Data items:
☆ ☆ ☆ ☆

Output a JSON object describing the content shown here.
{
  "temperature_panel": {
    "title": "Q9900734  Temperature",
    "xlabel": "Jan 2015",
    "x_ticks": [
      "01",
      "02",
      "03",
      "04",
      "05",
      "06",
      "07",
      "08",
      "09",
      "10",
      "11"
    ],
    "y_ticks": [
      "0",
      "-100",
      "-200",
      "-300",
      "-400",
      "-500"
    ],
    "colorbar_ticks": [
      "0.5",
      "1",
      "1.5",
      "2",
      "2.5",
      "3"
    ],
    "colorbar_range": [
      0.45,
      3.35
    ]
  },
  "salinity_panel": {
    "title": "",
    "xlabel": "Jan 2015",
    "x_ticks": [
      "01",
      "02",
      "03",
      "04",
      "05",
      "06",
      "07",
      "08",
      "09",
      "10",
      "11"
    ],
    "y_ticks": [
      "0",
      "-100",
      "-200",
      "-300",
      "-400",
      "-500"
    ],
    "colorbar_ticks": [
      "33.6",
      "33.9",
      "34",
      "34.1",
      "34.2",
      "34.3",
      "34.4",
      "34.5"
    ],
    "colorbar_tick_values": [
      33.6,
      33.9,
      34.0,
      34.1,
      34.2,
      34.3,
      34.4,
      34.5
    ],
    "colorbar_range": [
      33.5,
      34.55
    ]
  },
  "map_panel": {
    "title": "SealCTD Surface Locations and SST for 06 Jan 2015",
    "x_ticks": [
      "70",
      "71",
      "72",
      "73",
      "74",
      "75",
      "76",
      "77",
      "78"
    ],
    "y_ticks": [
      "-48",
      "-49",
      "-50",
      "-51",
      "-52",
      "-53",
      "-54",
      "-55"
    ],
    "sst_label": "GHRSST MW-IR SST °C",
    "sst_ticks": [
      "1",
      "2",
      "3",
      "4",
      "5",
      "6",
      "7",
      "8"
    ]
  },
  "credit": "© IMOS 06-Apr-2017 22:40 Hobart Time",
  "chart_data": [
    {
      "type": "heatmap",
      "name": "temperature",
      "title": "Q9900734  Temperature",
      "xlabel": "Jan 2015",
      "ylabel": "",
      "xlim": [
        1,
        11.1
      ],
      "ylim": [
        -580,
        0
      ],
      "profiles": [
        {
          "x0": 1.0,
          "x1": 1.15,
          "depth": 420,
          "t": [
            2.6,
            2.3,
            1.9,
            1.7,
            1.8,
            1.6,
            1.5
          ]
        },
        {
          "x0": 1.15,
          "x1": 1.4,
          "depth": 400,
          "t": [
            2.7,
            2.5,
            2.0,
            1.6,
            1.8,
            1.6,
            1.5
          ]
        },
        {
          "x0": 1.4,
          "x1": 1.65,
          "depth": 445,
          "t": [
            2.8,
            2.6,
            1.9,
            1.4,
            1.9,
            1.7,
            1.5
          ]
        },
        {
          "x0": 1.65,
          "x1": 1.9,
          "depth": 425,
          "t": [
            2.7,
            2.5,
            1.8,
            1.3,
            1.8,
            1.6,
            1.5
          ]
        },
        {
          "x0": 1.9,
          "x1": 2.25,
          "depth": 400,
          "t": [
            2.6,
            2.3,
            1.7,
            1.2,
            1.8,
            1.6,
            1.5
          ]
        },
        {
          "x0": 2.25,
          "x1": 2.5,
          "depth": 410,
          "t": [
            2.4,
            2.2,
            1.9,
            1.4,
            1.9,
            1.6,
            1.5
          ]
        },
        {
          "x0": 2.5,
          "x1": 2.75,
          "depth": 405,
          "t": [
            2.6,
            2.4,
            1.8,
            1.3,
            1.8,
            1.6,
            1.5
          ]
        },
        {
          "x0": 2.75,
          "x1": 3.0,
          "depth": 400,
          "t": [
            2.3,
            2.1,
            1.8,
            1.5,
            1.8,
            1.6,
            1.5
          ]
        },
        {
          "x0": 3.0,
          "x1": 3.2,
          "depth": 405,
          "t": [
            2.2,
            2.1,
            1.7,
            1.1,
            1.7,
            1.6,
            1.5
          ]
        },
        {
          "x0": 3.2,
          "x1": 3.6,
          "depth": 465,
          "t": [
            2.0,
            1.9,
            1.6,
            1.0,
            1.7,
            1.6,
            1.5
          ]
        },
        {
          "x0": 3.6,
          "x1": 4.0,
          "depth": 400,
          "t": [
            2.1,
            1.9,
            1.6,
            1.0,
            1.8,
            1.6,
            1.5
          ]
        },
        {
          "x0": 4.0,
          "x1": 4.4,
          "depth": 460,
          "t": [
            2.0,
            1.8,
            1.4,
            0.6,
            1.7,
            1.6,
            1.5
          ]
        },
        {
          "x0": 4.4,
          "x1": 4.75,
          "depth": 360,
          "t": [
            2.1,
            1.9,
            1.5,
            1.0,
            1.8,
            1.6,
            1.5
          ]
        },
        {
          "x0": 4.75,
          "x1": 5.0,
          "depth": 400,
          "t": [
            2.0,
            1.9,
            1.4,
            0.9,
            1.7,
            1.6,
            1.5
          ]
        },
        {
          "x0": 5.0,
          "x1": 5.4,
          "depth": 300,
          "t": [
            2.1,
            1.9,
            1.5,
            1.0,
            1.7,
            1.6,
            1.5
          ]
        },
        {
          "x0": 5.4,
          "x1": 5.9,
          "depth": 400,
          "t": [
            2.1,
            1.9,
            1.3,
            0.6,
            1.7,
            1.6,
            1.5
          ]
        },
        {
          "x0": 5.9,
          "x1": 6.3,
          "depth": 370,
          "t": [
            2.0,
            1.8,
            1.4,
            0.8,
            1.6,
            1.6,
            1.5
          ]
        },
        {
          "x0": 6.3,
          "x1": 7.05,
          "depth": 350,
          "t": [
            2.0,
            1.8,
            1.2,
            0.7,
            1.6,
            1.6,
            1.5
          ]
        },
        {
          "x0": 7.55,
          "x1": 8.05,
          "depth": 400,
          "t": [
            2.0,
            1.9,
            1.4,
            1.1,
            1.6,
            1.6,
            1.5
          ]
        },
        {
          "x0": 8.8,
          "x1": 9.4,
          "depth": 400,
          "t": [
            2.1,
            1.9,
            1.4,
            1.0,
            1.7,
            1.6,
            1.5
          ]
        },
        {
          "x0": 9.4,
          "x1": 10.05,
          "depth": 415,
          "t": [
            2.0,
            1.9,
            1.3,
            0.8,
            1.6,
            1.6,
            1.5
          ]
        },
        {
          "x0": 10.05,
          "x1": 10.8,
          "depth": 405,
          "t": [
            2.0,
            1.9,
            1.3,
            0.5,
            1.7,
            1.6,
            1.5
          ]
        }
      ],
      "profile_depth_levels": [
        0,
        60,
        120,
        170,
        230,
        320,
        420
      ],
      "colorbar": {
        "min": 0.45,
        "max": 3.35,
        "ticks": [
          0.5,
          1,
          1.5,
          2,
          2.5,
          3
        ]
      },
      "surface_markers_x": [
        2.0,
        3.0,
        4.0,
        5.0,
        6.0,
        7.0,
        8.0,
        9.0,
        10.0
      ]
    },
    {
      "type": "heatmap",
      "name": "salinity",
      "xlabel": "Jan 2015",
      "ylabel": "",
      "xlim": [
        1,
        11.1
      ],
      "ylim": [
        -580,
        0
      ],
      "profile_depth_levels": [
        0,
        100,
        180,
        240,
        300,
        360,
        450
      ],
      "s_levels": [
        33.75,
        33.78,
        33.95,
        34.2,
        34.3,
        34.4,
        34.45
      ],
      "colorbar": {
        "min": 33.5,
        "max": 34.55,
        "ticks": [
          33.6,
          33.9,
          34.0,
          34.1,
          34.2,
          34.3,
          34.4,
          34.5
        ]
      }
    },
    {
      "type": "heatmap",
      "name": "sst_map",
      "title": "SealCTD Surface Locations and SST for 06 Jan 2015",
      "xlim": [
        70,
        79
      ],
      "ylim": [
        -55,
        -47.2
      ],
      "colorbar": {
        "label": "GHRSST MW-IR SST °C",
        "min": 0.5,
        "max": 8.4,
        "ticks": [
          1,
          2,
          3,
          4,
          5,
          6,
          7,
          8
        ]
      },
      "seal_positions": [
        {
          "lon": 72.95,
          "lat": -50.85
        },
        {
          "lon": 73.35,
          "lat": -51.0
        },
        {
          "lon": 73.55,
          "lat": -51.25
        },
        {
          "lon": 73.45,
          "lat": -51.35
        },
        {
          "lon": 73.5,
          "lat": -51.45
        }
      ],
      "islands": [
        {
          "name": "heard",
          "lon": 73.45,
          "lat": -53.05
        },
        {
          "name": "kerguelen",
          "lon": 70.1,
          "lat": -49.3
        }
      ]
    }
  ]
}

☆ ☆ ☆ ☆

**AIM:** Search the entries for "SealCTD" and copy out each line that has it.

**OUTPUT BELOW:**
    "title": "SealCTD Surface Locations and SST for 06 Jan 2015",
      "title": "SealCTD Surface Locations and SST for 06 Jan 2015",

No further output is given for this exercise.